◆ WHAT TO DO ◆
Pull out every line from the listing that has the word "hier".

◆ DATA FOR PROCESSING ◆
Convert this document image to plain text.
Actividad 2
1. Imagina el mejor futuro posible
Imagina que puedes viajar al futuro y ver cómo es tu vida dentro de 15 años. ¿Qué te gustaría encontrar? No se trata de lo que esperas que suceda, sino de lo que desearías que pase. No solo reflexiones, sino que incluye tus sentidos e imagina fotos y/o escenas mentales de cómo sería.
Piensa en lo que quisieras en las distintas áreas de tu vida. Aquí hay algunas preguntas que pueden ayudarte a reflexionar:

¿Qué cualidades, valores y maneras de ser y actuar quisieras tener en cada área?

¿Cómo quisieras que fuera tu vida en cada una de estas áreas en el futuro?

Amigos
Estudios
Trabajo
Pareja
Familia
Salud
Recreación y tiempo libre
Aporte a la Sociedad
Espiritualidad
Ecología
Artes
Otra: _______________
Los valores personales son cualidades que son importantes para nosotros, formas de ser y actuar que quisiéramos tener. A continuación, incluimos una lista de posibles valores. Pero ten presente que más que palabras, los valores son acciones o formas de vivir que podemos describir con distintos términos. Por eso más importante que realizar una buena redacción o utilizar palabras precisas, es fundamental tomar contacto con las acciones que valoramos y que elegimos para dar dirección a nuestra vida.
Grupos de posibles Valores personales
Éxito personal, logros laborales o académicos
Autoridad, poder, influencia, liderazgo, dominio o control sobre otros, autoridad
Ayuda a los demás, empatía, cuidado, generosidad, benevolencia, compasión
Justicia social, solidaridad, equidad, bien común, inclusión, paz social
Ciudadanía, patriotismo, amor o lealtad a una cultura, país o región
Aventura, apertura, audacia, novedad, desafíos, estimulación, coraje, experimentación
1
---
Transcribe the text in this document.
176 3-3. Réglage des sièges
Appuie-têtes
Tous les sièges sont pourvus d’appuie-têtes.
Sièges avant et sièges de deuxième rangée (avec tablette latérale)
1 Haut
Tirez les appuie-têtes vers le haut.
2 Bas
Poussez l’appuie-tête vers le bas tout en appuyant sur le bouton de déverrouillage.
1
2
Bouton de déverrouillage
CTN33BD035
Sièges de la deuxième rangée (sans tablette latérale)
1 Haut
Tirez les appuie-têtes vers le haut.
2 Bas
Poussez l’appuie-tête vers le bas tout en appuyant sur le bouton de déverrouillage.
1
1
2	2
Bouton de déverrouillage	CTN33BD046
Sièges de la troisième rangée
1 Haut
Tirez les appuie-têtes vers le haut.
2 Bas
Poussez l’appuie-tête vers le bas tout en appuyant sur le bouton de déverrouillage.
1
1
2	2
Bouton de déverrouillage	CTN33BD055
--
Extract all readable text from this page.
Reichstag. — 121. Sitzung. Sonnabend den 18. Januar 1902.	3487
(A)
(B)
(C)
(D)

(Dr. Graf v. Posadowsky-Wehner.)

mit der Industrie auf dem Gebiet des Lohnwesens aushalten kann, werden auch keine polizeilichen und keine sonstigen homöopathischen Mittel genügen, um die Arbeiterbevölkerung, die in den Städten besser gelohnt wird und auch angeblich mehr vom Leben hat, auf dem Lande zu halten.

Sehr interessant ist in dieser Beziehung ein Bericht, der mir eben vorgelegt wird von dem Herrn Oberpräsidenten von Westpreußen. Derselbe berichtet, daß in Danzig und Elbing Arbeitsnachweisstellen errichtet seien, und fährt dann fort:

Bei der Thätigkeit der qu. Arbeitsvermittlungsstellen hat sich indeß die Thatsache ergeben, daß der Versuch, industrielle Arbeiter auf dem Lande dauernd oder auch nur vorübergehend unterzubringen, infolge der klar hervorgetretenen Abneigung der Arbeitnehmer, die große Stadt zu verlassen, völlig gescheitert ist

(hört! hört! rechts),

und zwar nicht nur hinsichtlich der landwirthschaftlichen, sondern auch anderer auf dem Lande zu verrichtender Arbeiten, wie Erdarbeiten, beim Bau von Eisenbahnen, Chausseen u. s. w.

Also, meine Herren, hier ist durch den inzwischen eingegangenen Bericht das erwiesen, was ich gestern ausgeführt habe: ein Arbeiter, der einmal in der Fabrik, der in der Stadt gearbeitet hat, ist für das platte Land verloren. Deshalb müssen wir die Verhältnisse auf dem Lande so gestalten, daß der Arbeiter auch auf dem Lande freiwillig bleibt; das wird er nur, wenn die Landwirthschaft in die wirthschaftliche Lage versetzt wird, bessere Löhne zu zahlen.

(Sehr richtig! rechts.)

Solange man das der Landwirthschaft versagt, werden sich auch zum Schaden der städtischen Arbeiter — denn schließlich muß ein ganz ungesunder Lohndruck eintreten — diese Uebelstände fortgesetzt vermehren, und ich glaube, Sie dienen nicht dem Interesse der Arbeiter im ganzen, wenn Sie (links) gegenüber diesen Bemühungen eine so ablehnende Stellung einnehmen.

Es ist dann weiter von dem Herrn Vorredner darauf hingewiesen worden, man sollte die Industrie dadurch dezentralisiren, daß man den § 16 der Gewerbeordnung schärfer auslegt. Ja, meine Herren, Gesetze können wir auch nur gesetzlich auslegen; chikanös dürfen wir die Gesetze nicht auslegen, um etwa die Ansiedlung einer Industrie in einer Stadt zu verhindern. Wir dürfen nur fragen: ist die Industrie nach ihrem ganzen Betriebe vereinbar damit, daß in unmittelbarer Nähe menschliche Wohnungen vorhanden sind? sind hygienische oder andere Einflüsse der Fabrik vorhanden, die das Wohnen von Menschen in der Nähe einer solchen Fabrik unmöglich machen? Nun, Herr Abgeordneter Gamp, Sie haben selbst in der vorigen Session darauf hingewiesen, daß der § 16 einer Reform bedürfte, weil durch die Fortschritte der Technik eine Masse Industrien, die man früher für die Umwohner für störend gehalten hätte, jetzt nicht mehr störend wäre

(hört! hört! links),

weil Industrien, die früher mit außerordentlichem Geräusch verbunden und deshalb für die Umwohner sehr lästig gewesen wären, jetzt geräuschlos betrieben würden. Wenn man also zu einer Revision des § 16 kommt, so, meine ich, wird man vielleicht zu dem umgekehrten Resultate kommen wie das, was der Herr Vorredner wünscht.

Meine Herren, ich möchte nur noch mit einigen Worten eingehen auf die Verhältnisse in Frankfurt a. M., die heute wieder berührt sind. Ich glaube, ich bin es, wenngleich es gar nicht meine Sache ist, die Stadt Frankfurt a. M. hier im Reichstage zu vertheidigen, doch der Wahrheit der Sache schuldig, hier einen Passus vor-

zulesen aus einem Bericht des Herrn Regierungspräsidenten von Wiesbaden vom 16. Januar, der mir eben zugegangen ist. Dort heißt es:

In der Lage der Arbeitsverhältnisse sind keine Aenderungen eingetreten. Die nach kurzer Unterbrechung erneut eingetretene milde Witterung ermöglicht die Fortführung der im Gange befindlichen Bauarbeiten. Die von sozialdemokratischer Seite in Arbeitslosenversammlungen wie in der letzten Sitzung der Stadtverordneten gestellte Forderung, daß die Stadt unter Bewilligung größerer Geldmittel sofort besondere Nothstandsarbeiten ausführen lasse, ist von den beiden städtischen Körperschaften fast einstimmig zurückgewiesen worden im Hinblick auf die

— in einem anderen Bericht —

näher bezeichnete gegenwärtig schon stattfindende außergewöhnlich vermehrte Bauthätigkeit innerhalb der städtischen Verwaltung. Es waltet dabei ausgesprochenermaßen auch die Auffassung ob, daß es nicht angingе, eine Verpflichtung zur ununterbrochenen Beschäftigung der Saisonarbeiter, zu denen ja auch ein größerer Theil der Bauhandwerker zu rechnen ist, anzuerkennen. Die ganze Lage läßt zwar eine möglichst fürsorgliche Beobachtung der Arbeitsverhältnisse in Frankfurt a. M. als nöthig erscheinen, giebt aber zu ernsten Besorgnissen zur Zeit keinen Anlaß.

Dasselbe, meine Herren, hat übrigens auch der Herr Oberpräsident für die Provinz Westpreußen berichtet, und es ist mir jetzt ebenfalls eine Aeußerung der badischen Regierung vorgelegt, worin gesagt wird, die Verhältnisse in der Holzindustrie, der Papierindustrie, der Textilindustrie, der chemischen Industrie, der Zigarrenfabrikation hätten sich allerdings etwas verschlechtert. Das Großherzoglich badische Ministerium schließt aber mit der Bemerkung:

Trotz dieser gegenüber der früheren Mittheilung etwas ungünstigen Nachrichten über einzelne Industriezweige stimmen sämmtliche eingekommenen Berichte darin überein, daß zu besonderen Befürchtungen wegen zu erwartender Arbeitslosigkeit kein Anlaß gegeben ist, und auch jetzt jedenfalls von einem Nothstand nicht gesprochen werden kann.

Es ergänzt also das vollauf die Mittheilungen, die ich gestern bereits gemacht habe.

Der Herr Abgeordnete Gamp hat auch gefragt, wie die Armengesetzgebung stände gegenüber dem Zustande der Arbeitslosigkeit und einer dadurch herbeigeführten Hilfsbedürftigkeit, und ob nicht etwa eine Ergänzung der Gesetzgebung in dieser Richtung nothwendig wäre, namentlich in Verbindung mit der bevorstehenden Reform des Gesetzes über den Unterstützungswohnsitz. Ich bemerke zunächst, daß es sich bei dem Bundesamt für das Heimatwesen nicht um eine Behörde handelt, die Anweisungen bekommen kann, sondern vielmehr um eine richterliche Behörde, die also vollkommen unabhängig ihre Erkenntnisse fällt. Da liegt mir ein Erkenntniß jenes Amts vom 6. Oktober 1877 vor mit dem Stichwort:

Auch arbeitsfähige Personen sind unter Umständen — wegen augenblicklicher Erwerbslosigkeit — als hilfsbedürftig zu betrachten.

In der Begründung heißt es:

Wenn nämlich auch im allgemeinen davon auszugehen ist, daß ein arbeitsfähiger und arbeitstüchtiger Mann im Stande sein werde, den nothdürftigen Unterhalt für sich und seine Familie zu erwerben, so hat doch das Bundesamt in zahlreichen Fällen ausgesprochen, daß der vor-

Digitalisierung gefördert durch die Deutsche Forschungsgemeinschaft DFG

◆ RESPONSE TO THE EXERCISE ◆
Also, meine Herren, hier ist durch den inzwischen eingegangenen Bericht das erwiesen, was ich gestern ausgeführt habe: ein Arbeiter, der einmal in der Fabrik, der in der Stadt gearbeitet hat, ist für das platte Land verloren. Deshalb müssen wir die Verhältnisse auf dem Lande so gestalten, daß der Arbeiter auch auf dem Lande freiwillig bleibt; das wird er nur, wenn die Landwirthschaft in die wirthschaftliche Lage versetzt wird, bessere Löhne zu zahlen.
Meine Herren, ich möchte nur noch mit einigen Worten eingehen auf die Verhältnisse in Frankfurt a. M., die heute wieder berührt sind. Ich glaube, ich bin es, wenngleich es gar nicht meine Sache ist, die Stadt Frankfurt a. M. hier im Reichstage zu vertheidigen, doch der Wahrheit der Sache schuldig, hier einen Passus vor-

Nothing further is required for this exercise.